## STATED TASK A
Extract the passage of the API key design post from "Environment (live vs" up to and including "plaintext for indexing.", copying it verbatim.
## STATED TASK B
Extend the post on API key design, continuing it from the point where it stops.

API Keys Are Not Passwords. Stop Designing Them Like They Are.
A production-grade model for key format, storage, scope, and rotation
Most teams treat API keys like passwords. Store the hash. Compare on login. Done.
That's half the model. And the half they miss is what turns a leaked key into a production incident.
A password identifies a human at a browser. An API key identifies a service, a CI job, or an integration — it carries scope, it controls blast radius, and it needs to be rotatable without downtime. Designing it like a password ignores every one of those requirements.
This post is about what a production-grade API key system actually looks like — from format to storage to scope to rotation to the playbook you run when one leaks.
I – The Threat Model You're Not Thinking About
Before anything else, name what you're defending against.
Leakage in logs. API keys in HTTP headers or query parameters end up in access logs, error logs, load balancer logs, and browser history. If the key is the only thing needed to authenticate, log leakage is a breach.
Leakage in source history. Keys committed to git. Even after removal, git history is permanent. Every fork, clone, and CI runner that ran against that history has had access.
Overpowered keys. A single global key with access to all projects and all operations. One leak, full access. The blast radius is bounded only by your imagination.
Rotation breaking automation. A CI pipeline configured with a static key. The key leaks. You revoke it. The pipeline breaks. The team scrambles. The key gets re-added to production config without going through secret management. Repeat.
Each failure mode has a design solution. None of them are addressed by "hash the key and check it on login."
II – Key Format and Entropy
The format of an API key is not cosmetic. It's a security and operational decision.
A production-quality key format looks like this:
cvk_live_a1b2c3d4e5f6g7h8i9j0k1l2m3n4o5p6q7r8s9t0
Three parts: prefix, environment, random payload.
Prefix (cvk_): Identifies the issuer. Enables secret scanning tools (GitHub, Trufflesecurity, Gitleaks) to detect leaks automatically. This is table stakes. Register your prefix with GitHub's secret scanning partner program. It takes 20 minutes and will catch leaks you would otherwise miss.
Environment (live vs test): Live keys access real data. Test keys access sandboxed data. Conflating them causes real consequences when a developer accidentally runs a test script against production.
Random payload: Minimum 128 bits of cryptographically secure randomness. Use crypto/rand or equivalent. Not math/rand. Not UUID v4 (only 122 bits and widely recognized as weak for this purpose). Not a sequential ID.
The full key is never stored. The prefix is stored in plaintext for lookup. The full key hash is stored for verification.
III – Prefix Lookup and Hash Verification
This is the piece most implementations get wrong.
You cannot hash-compare an API key without first finding the record to compare against. Finding the record requires either scanning all keys (catastrophically slow) or storing something in plaintext for indexing.
The solution is prefix indexing.
The first N characters of the key (8-16 characters, fixed) are stored in plaintext as a lookup field. When a key arrives:
- Extract the prefix from the incoming key
SELECT * FROM api_keys WHERE prefix = $prefix AND status = 'active'- For each candidate (usually 1), compute
argon2.Verify(storedHash, incomingKey) - If verified, the key is valid
This keeps verification cost bounded. The lookup is an indexed table scan over a tiny candidate set. The hash verify runs once.
prefix: "cvk_live_a1b2" (stored plaintext, indexed)
hash: "$argon2id$..." (stored, never retrievable as plaintext)

## RECORDS SHOWN

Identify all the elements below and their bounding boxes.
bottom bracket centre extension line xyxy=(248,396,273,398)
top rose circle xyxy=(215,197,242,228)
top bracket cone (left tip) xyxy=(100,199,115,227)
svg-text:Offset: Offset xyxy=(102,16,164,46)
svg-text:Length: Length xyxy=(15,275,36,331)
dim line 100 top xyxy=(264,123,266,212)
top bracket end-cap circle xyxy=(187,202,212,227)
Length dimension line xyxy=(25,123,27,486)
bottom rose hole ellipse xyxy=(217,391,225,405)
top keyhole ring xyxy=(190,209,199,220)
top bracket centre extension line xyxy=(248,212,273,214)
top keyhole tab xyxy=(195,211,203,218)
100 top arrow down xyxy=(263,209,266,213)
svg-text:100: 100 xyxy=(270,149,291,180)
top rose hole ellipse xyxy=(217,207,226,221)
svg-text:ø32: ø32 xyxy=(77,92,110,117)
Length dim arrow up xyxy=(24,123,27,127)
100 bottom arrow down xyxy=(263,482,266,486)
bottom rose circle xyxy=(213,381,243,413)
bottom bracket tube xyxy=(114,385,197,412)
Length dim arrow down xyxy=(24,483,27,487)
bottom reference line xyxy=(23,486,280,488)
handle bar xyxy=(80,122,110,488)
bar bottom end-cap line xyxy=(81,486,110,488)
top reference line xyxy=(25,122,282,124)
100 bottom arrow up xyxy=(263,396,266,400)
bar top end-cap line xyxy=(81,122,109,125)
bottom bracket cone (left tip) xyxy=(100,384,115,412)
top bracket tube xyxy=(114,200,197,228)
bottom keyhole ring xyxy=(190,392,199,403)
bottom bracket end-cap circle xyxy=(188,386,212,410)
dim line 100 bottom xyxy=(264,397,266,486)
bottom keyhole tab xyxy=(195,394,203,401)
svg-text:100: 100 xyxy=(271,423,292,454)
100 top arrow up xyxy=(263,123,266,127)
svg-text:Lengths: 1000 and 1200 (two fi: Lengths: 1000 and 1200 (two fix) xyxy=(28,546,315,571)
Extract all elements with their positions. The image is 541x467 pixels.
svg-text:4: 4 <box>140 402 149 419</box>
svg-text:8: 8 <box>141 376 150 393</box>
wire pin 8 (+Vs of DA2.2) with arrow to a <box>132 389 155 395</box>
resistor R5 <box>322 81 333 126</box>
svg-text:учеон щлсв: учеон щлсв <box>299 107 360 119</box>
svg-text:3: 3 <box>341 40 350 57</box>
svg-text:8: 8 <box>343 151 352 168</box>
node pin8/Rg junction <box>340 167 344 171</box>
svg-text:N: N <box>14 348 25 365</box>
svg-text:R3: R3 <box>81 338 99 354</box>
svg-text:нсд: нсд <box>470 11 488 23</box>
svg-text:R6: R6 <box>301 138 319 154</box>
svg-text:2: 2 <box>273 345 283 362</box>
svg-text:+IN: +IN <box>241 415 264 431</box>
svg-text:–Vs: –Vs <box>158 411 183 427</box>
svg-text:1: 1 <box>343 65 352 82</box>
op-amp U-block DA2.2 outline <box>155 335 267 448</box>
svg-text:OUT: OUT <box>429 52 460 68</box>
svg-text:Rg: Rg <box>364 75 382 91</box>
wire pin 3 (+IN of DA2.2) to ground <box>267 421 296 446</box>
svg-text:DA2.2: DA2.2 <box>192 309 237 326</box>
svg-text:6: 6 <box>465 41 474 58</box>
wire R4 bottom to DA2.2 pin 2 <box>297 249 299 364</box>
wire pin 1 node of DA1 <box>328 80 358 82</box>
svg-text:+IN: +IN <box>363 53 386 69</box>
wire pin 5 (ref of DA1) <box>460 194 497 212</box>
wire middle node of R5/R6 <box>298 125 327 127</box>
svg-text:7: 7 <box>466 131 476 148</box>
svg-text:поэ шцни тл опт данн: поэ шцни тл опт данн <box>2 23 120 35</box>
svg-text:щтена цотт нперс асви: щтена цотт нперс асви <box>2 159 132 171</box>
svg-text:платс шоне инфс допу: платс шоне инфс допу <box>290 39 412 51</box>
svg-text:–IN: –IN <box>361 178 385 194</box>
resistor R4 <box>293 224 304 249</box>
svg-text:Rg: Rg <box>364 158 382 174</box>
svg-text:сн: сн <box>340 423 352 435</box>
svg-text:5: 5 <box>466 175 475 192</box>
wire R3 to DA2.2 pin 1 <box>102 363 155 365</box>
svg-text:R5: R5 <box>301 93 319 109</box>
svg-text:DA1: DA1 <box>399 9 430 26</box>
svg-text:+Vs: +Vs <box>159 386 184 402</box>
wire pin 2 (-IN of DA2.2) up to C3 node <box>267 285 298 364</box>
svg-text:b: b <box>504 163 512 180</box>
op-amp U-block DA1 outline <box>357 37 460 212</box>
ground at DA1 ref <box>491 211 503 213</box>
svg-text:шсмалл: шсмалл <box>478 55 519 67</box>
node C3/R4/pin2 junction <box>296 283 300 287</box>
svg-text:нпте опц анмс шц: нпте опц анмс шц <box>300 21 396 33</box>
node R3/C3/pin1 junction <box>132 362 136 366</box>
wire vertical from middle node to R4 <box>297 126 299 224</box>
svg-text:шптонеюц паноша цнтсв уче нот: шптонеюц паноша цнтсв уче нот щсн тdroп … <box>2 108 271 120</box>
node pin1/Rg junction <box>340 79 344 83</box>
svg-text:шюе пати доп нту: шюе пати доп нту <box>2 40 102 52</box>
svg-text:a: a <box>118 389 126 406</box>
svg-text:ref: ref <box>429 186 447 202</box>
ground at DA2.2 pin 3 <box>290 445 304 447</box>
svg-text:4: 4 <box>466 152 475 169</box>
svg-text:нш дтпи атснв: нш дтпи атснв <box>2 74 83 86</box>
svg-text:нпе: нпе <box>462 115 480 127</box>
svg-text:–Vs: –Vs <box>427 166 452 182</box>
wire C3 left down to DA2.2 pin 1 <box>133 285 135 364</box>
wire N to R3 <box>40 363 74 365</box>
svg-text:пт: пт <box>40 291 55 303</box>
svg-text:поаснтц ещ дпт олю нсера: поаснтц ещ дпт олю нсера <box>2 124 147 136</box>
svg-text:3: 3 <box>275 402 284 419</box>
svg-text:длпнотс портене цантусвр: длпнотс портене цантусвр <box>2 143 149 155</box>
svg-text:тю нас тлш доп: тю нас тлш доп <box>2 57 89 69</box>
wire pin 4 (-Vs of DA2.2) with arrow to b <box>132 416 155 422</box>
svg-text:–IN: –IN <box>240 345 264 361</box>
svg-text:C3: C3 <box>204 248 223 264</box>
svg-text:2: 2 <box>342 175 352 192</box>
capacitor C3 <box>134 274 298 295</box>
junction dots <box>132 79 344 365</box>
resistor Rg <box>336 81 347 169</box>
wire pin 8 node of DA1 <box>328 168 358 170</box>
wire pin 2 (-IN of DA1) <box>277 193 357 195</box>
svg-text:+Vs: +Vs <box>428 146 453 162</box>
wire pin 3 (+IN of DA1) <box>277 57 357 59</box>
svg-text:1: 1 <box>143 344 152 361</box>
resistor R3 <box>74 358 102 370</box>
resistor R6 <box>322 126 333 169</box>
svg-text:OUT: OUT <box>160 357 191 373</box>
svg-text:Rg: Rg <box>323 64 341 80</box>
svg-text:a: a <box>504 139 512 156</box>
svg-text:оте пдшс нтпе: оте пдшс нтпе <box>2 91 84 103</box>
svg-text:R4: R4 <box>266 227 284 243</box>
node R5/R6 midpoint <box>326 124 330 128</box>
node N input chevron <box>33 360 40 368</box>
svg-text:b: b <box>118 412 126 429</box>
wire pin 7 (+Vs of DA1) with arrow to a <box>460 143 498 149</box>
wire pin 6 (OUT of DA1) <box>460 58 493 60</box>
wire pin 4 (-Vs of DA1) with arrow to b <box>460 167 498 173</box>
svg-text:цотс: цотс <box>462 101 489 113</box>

## EXPECTED OUTPUT A
Environment (live vs test): Live keys access real data. Test keys access sandboxed data. Conflating them causes real consequences when a developer accidentally runs a test script against production.
Random payload: Minimum 128 bits of cryptographically secure randomness. Use crypto/rand or equivalent. Not math/rand. Not UUID v4 (only 122 bits and widely recognized as weak for this purpose). Not a sequential ID.
The full key is never stored. The prefix is stored in plaintext for lookup. The full key hash is stored for verification.
III – Prefix Lookup and Hash Verification
This is the piece most implementations get wrong.
You cannot hash-compare an API key without first finding the record to compare against. Finding the record requires either scanning all keys (catastrophically slow) or storing something in plaintext for indexing.

## EXPECTED OUTPUT B
The full key is gone after minting. It cannot be recovered. If a user loses it, they rotate.
IV – bcrypt vs Argon2: The Real Tradeoff
bcrypt is fine. Argon2 is better. Here's why it matters for API keys specifically.
bcrypt's cost factor is single-dimensional (time). Argon2 lets you tune time, memory, and parallelism independently. For an authentication system under load, this matters — you can tune Argon2 to be fast enough to not bottleneck your verification path while still being expensive enough to resist offline cracking.
The practical recommendation: Argon2id with memory=64MB, iterations=3, parallelism=2. This costs ~200ms on a single core. For a system doing thousands of API calls per second with connection pooling and caching, that's too slow for every-request verification.
The solution is short-lived verification caching. After a successful verify, cache the result for 60 seconds keyed on SHA256(rawKey). You get near-zero overhead for hot paths and full verification on cold requests.
Do not cache the raw key. Cache the verification result against the hash of the key. A compromised cache does not expose the raw key.
V – Scope Modeling
Every API key should carry a scope. A scope answers two questions: what projects can this key access, and what can it do?
The minimal scope model:
{
"allowed_projects": ["proj_abc123", "proj_def456"],
"capabilities": ["read", "write"],
"expires_at": null
}
allowed_projects: [] means no access. allowed_projects: ["*"] means all projects the owning account can access — not all projects in the system.
Capabilities gate operation types. A CI key might have ["read"]. A monitoring integration might have ["read", "list"]. Only human users doing setup need ["read", "write", "admin"].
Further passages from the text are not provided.